Input for this task
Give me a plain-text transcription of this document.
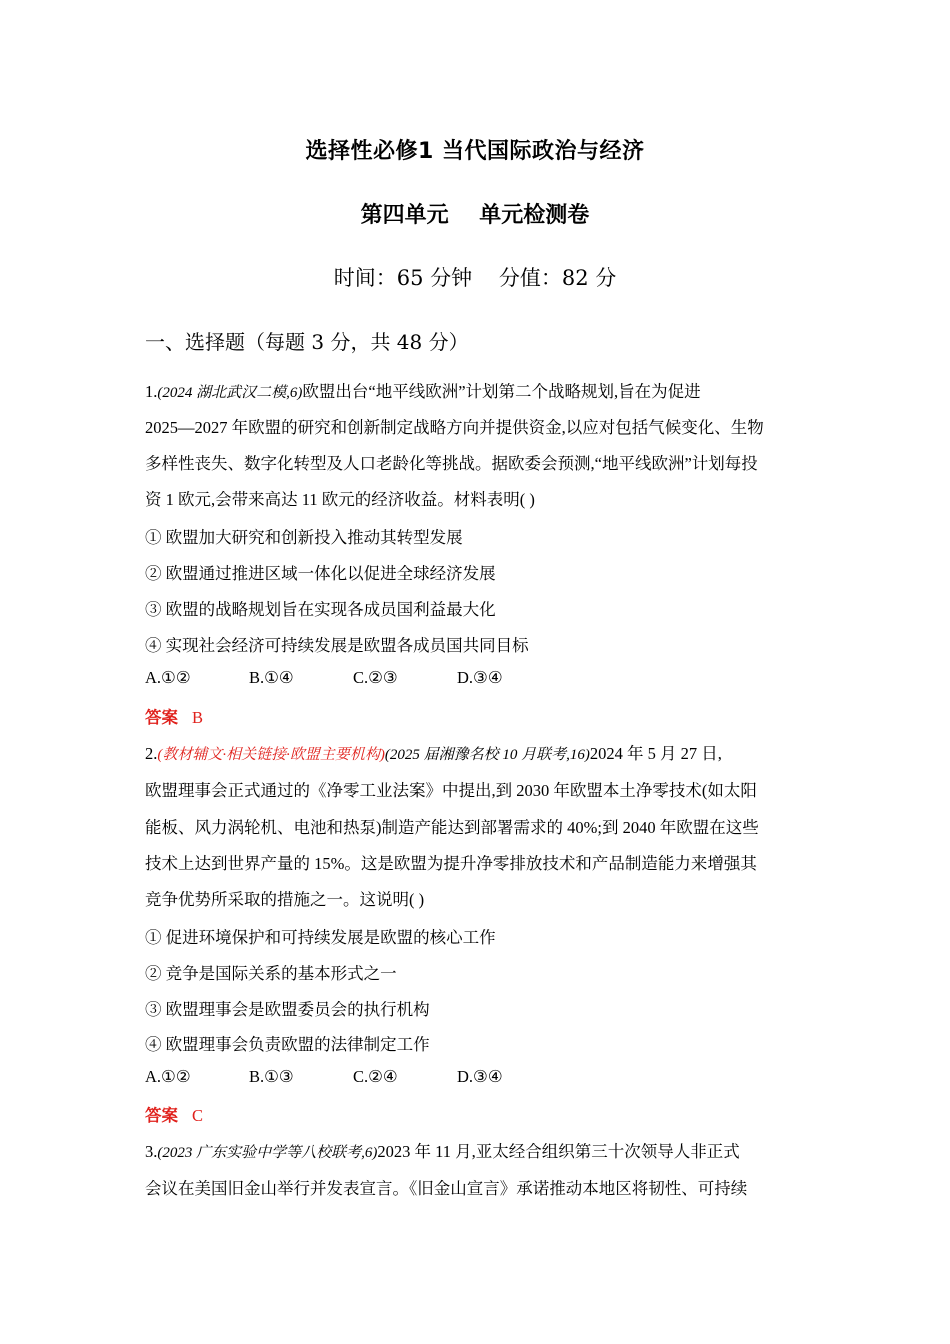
选择性必修1 当代国际政治与经济
第四单元    单元检测卷
时间：65 分钟    分值：82 分
一、选择题（每题 3 分，共 48 分）
1.(2024 湖北武汉二模,6)欧盟出台“地平线欧洲”计划第二个战略规划,旨在为促进
2025—2027 年欧盟的研究和创新制定战略方向并提供资金,以应对包括气候变化、生物
多样性丧失、数字化转型及人口老龄化等挑战。据欧委会预测,“地平线欧洲”计划每投
资 1 欧元,会带来高达 11 欧元的经济收益。材料表明( )
① 欧盟加大研究和创新投入推动其转型发展
② 欧盟通过推进区域一体化以促进全球经济发展
③ 欧盟的战略规划旨在实现各成员国利益最大化
④ 实现社会经济可持续发展是欧盟各成员国共同目标
A.①②	B.①④	C.②③	D.③④
答案 B
2.(教材辅文·相关链接·欧盟主要机构)(2025 届湘豫名校 10 月联考,16)2024 年 5 月 27 日,
欧盟理事会正式通过的《净零工业法案》中提出,到 2030 年欧盟本土净零技术(如太阳
能板、风力涡轮机、电池和热泵)制造产能达到部署需求的 40%;到 2040 年欧盟在这些
技术上达到世界产量的 15%。这是欧盟为提升净零排放技术和产品制造能力来增强其
竞争优势所采取的措施之一。这说明( )
① 促进环境保护和可持续发展是欧盟的核心工作
② 竞争是国际关系的基本形式之一
③ 欧盟理事会是欧盟委员会的执行机构
④ 欧盟理事会负责欧盟的法律制定工作
A.①②	B.①③	C.②④	D.③④
答案 C
3.(2023 广东实验中学等八校联考,6)2023 年 11 月,亚太经合组织第三十次领导人非正式
会议在美国旧金山举行并发表宣言。《旧金山宣言》承诺推动本地区将韧性、可持续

Work to complete
Return the whole listing, word for word, and leave out every picture.

The response
Give me a plain-text transcription of this document.
选择性必修1 当代国际政治与经济
第四单元    单元检测卷
时间：65 分钟    分值：82 分
一、选择题（每题 3 分，共 48 分）
1.(2024 湖北武汉二模,6)欧盟出台“地平线欧洲”计划第二个战略规划,旨在为促进
2025—2027 年欧盟的研究和创新制定战略方向并提供资金,以应对包括气候变化、生物
多样性丧失、数字化转型及人口老龄化等挑战。据欧委会预测,“地平线欧洲”计划每投
资 1 欧元,会带来高达 11 欧元的经济收益。材料表明( )
① 欧盟加大研究和创新投入推动其转型发展
② 欧盟通过推进区域一体化以促进全球经济发展
③ 欧盟的战略规划旨在实现各成员国利益最大化
④ 实现社会经济可持续发展是欧盟各成员国共同目标
A.①②	B.①④	C.②③	D.③④
答案 B
2.(教材辅文·相关链接·欧盟主要机构)(2025 届湘豫名校 10 月联考,16)2024 年 5 月 27 日,
欧盟理事会正式通过的《净零工业法案》中提出,到 2030 年欧盟本土净零技术(如太阳
能板、风力涡轮机、电池和热泵)制造产能达到部署需求的 40%;到 2040 年欧盟在这些
技术上达到世界产量的 15%。这是欧盟为提升净零排放技术和产品制造能力来增强其
竞争优势所采取的措施之一。这说明( )
① 促进环境保护和可持续发展是欧盟的核心工作
② 竞争是国际关系的基本形式之一
③ 欧盟理事会是欧盟委员会的执行机构
④ 欧盟理事会负责欧盟的法律制定工作
A.①②	B.①③	C.②④	D.③④
答案 C
3.(2023 广东实验中学等八校联考,6)2023 年 11 月,亚太经合组织第三十次领导人非正式
会议在美国旧金山举行并发表宣言。《旧金山宣言》承诺推动本地区将韧性、可持续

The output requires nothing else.